■ **SHORT EXERCISE**
State the number of lines with the string "this" in them, and nothing else.
--
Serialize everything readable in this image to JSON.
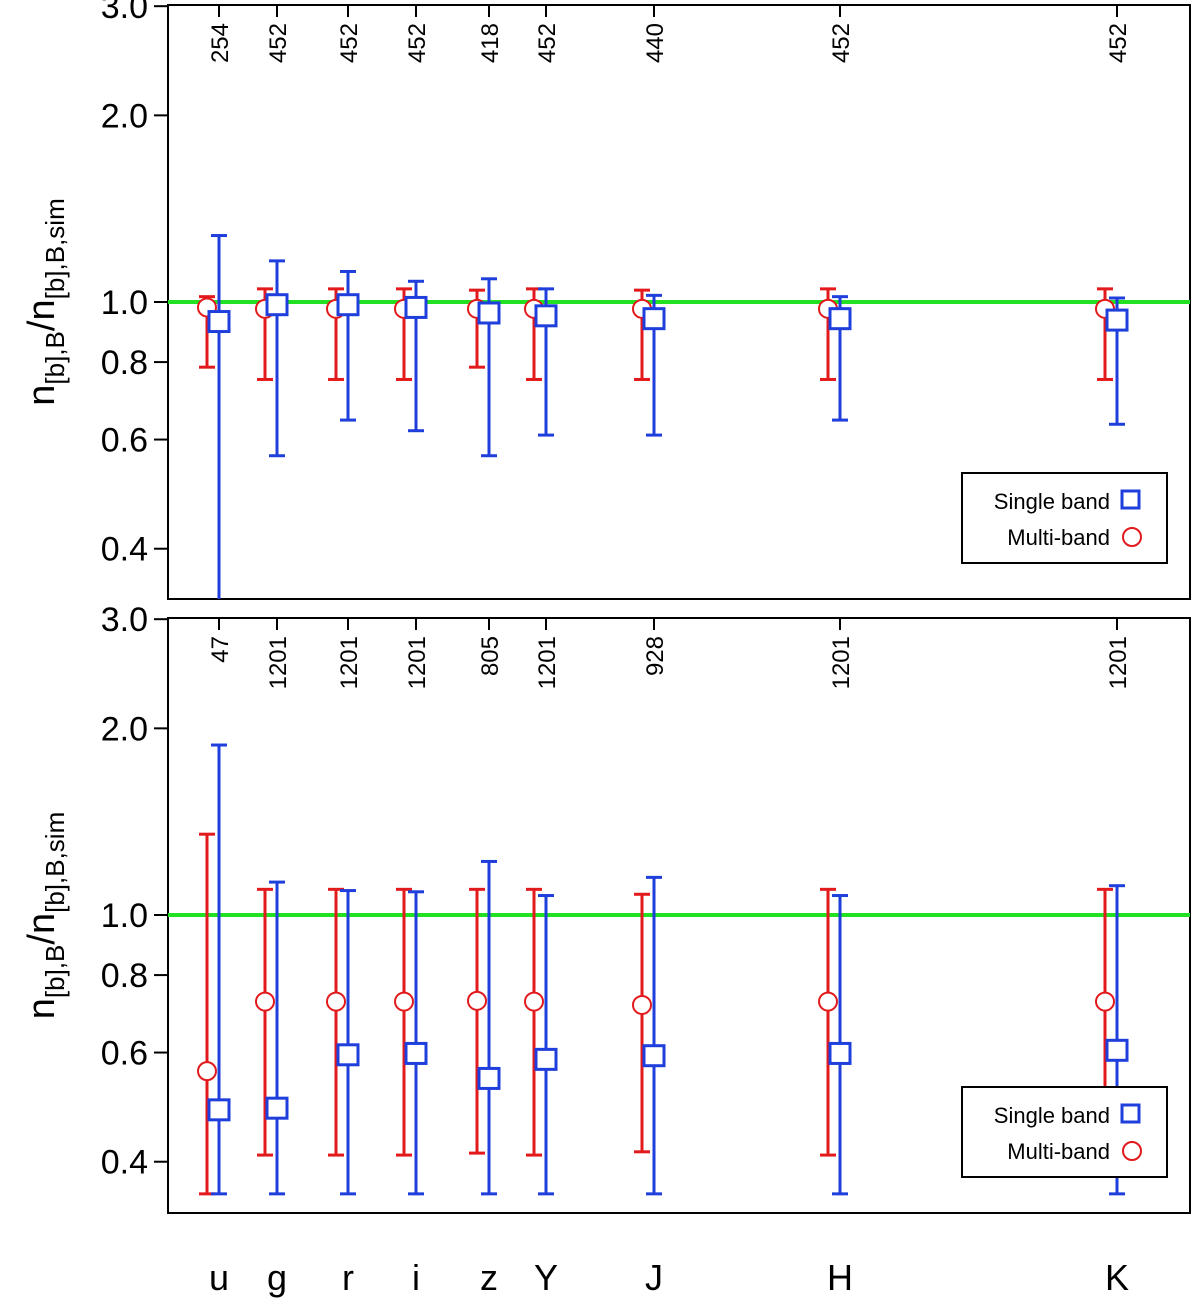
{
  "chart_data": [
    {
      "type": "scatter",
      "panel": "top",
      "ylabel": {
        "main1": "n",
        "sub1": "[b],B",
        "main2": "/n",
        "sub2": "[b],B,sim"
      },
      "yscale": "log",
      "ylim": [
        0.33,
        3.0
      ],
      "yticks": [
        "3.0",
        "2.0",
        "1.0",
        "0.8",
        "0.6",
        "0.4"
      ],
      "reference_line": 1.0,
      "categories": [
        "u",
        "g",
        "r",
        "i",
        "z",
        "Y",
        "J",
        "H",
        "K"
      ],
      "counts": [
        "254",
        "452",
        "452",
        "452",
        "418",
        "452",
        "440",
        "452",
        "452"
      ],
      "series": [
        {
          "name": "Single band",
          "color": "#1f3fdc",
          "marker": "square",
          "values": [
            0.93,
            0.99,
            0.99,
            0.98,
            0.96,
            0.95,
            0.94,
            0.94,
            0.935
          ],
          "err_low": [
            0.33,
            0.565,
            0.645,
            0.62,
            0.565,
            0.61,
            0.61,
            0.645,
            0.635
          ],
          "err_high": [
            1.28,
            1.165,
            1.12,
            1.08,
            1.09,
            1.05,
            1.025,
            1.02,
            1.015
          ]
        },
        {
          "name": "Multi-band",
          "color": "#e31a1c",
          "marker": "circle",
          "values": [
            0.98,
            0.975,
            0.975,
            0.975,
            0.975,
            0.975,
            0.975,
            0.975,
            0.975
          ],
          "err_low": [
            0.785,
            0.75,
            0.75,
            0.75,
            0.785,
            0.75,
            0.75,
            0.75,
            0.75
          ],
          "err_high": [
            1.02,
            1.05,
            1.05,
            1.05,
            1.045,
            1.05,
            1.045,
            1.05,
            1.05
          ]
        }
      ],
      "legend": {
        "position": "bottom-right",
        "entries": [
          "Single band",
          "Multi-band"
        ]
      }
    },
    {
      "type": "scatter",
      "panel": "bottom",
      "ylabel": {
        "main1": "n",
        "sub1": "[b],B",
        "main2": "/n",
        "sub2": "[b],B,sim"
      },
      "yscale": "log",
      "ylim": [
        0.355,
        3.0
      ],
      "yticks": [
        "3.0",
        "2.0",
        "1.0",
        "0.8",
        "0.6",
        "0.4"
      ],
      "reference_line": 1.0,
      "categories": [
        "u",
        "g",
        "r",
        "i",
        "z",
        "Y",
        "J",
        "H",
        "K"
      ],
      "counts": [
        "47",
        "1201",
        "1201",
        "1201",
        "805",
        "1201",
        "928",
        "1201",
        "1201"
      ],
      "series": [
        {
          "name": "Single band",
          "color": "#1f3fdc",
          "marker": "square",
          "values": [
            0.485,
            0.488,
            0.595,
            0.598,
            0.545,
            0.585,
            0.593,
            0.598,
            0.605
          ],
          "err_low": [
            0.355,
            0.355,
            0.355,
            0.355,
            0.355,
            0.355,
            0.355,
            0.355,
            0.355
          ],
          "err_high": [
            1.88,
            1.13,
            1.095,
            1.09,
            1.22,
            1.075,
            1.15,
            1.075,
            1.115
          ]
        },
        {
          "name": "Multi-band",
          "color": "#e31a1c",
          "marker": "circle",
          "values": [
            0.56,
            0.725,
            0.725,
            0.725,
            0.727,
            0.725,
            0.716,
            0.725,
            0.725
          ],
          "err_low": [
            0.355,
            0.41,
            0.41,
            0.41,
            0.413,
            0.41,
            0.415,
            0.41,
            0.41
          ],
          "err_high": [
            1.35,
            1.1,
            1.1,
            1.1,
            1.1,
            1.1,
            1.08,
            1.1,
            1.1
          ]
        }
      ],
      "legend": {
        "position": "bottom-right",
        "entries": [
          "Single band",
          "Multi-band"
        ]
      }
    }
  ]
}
--
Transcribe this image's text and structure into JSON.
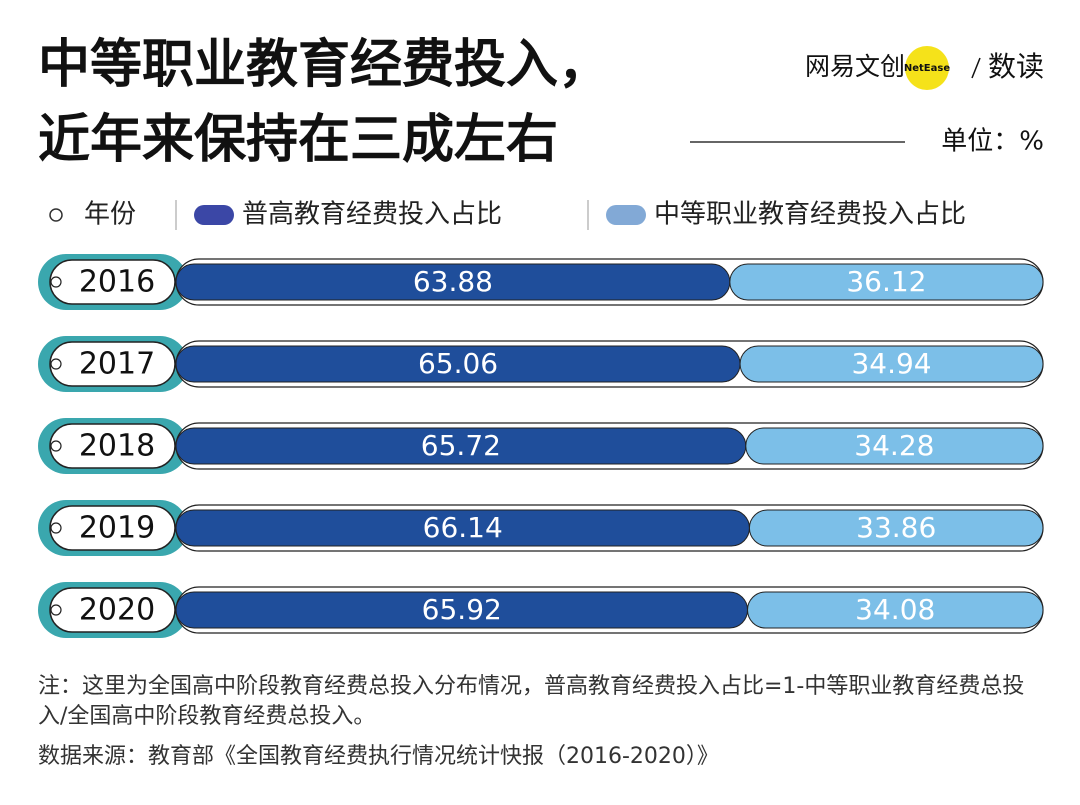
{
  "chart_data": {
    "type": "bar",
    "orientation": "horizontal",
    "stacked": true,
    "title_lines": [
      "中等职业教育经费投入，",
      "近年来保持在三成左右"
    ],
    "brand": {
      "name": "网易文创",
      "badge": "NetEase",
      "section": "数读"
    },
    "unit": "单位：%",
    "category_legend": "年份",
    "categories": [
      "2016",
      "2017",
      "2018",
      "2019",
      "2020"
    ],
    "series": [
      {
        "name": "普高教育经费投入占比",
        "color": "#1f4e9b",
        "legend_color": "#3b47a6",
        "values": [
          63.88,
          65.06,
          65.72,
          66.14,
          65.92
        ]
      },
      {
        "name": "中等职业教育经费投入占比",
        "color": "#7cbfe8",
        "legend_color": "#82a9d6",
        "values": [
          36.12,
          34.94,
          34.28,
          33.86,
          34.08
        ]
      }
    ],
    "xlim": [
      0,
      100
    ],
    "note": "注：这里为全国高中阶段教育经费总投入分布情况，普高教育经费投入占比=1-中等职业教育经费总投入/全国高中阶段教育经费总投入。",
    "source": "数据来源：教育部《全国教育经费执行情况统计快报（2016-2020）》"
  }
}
--
■ **ANSWER**
2